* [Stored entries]
>> Begin

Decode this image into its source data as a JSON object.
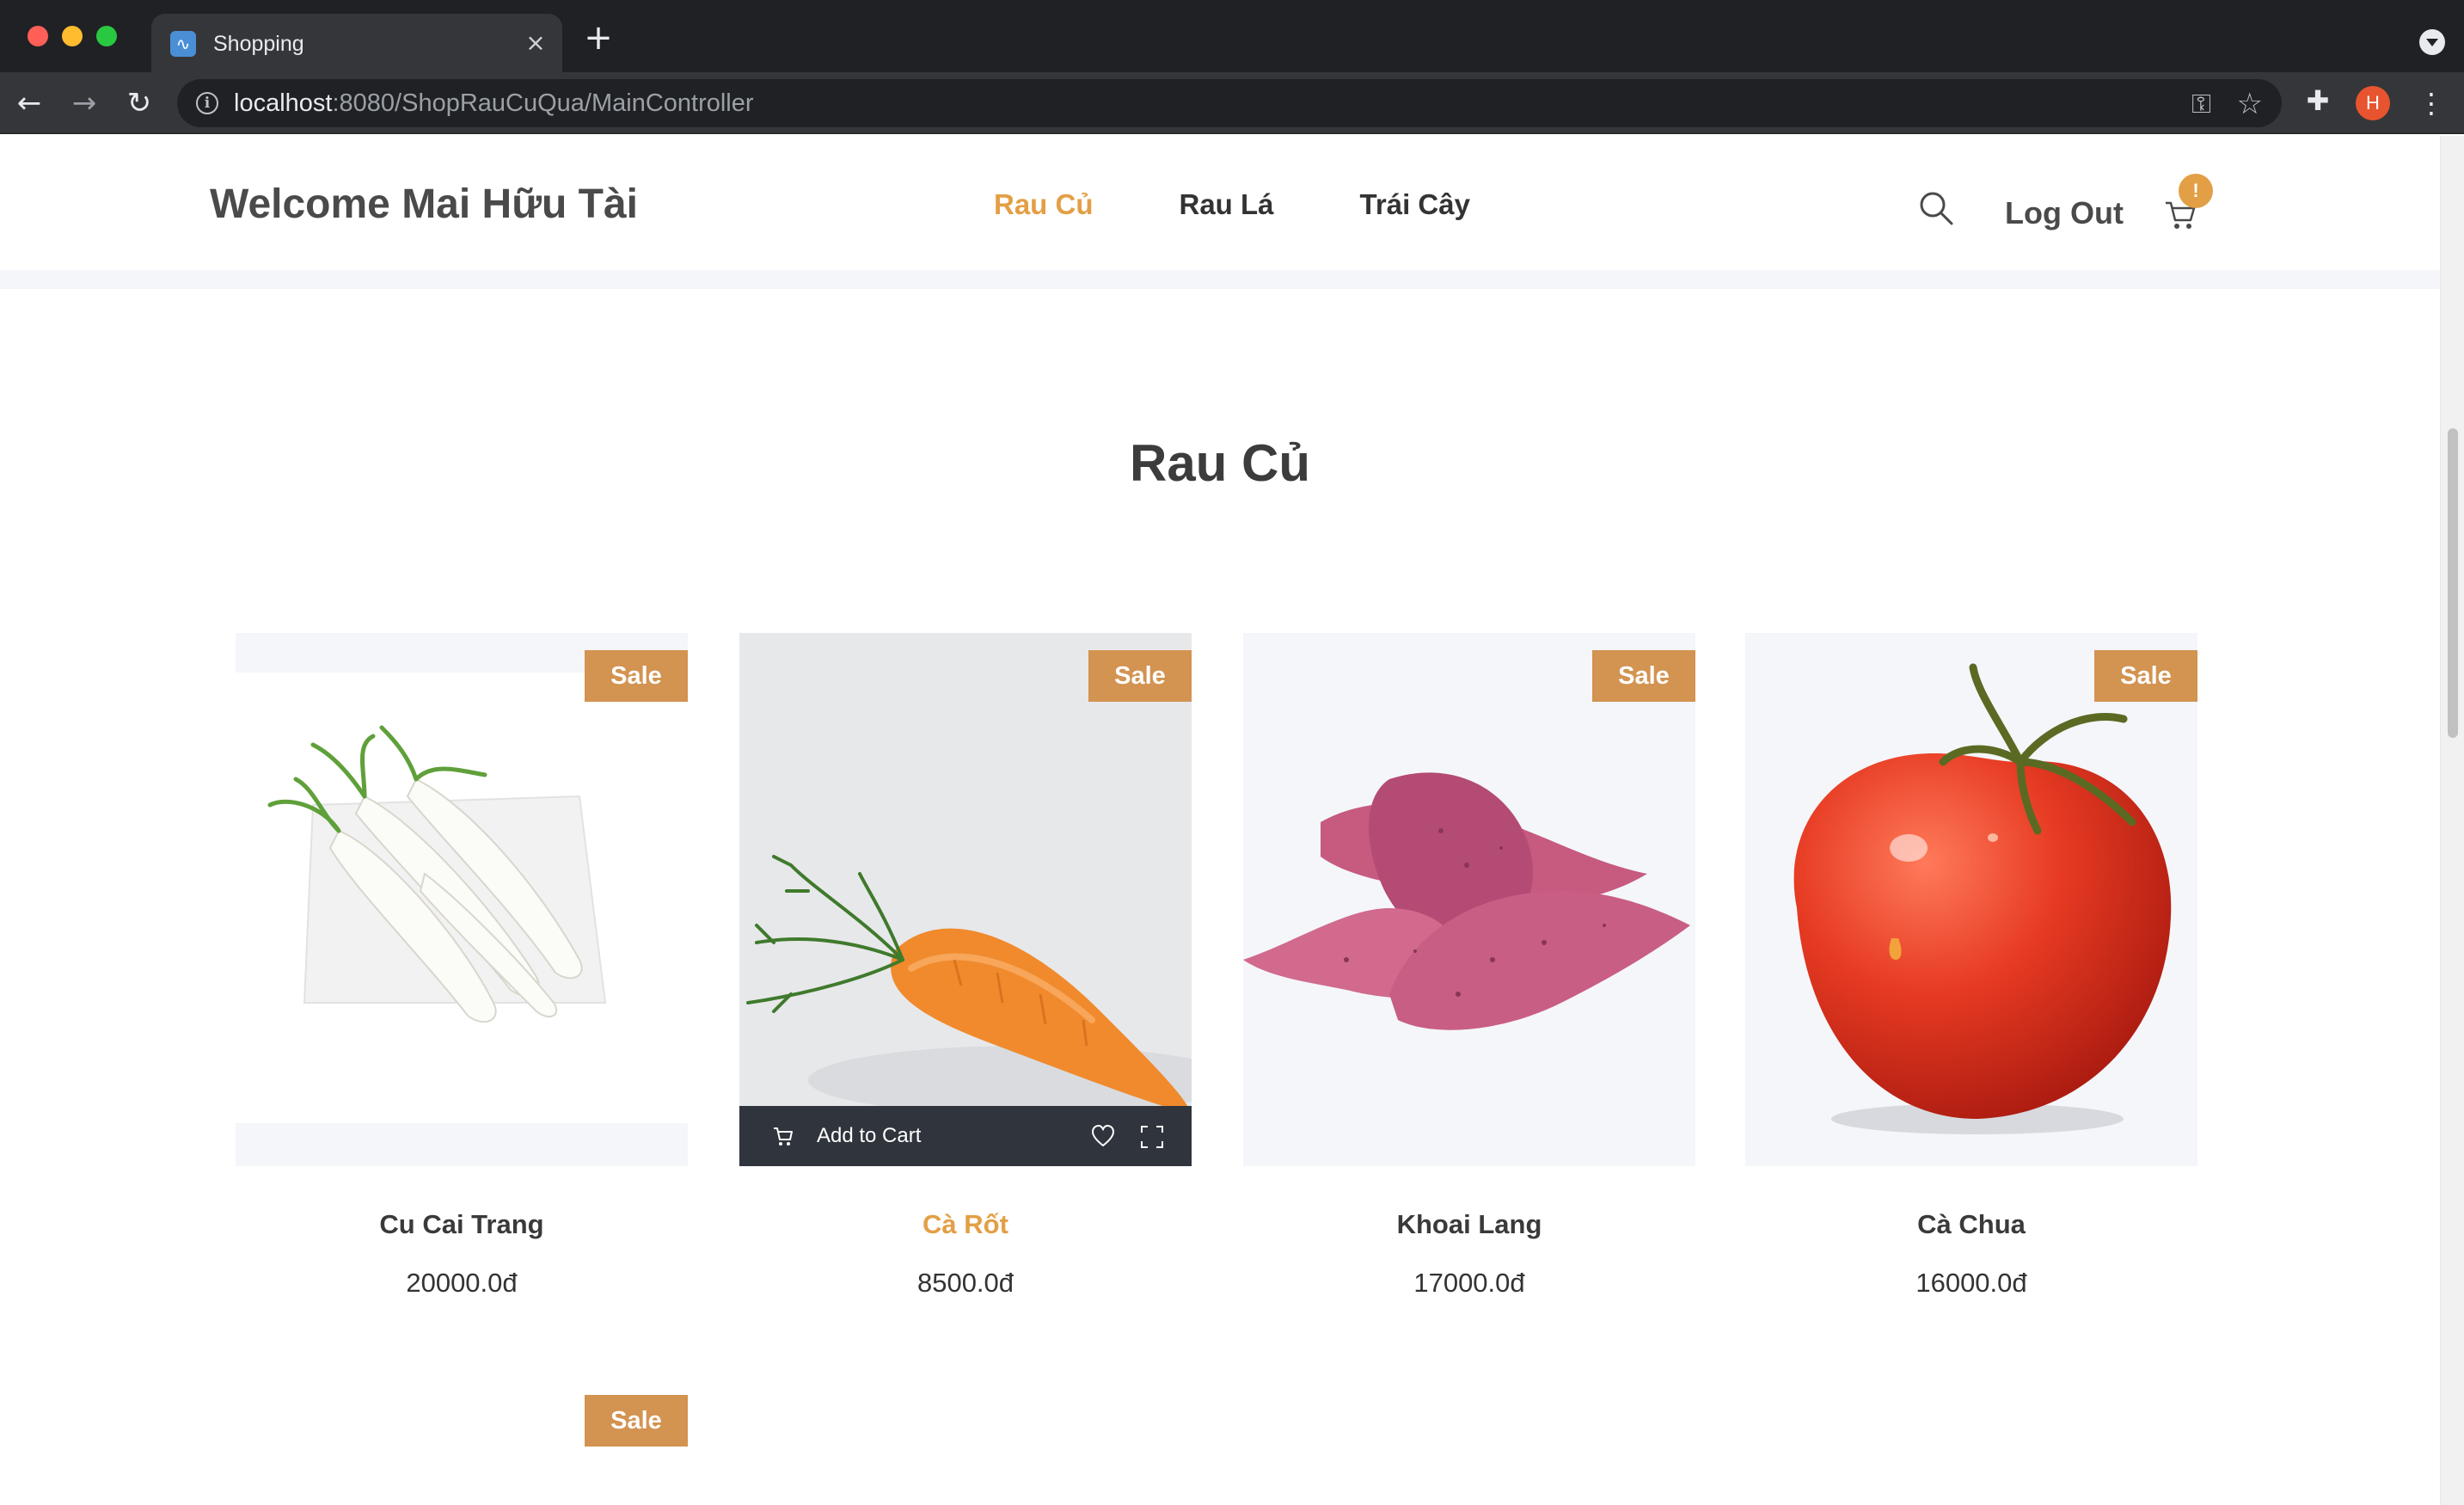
{
  "browser": {
    "tab_title": "Shopping",
    "url_host": "localhost",
    "url_path": ":8080/ShopRauCuQua/MainController",
    "profile_initial": "H"
  },
  "header": {
    "welcome": "Welcome Mai Hữu Tài",
    "menu": [
      {
        "label": "Rau Củ",
        "active": true
      },
      {
        "label": "Rau Lá",
        "active": false
      },
      {
        "label": "Trái Cây",
        "active": false
      }
    ],
    "logout_label": "Log Out",
    "cart_badge": "!"
  },
  "section": {
    "title": "Rau Củ"
  },
  "products": [
    {
      "name": "Cu Cai Trang",
      "price": "20000.0đ",
      "badge": "Sale",
      "image": "white-radish-image"
    },
    {
      "name": "Cà Rốt",
      "price": "8500.0đ",
      "badge": "Sale",
      "image": "carrot-image",
      "hovered": true
    },
    {
      "name": "Khoai Lang",
      "price": "17000.0đ",
      "badge": "Sale",
      "image": "sweet-potato-image"
    },
    {
      "name": "Cà Chua",
      "price": "16000.0đ",
      "badge": "Sale",
      "image": "tomato-image"
    }
  ],
  "hover_bar": {
    "add_to_cart_label": "Add to Cart"
  },
  "next_row": {
    "badge": "Sale"
  },
  "icons": {
    "accent": "#e39f45",
    "sale_badge": "#d39351"
  }
}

>> End

* [TASK STATEMENT] Extract the full listing above verbatim; pictures are to be left out of the copy.

* [FINAL RESULT]
Decode this image into its source data as a JSON object.
{
  "browser": {
    "tab_title": "Shopping",
    "url_host": "localhost",
    "url_path": ":8080/ShopRauCuQua/MainController",
    "profile_initial": "H"
  },
  "header": {
    "welcome": "Welcome Mai Hữu Tài",
    "menu": [
      {
        "label": "Rau Củ",
        "active": true
      },
      {
        "label": "Rau Lá",
        "active": false
      },
      {
        "label": "Trái Cây",
        "active": false
      }
    ],
    "logout_label": "Log Out",
    "cart_badge": "!"
  },
  "section": {
    "title": "Rau Củ"
  },
  "products": [
    {
      "name": "Cu Cai Trang",
      "price": "20000.0đ",
      "badge": "Sale",
      "image": "white-radish-image"
    },
    {
      "name": "Cà Rốt",
      "price": "8500.0đ",
      "badge": "Sale",
      "image": "carrot-image",
      "hovered": true
    },
    {
      "name": "Khoai Lang",
      "price": "17000.0đ",
      "badge": "Sale",
      "image": "sweet-potato-image"
    },
    {
      "name": "Cà Chua",
      "price": "16000.0đ",
      "badge": "Sale",
      "image": "tomato-image"
    }
  ],
  "hover_bar": {
    "add_to_cart_label": "Add to Cart"
  },
  "next_row": {
    "badge": "Sale"
  },
  "icons": {
    "accent": "#e39f45",
    "sale_badge": "#d39351"
  }
}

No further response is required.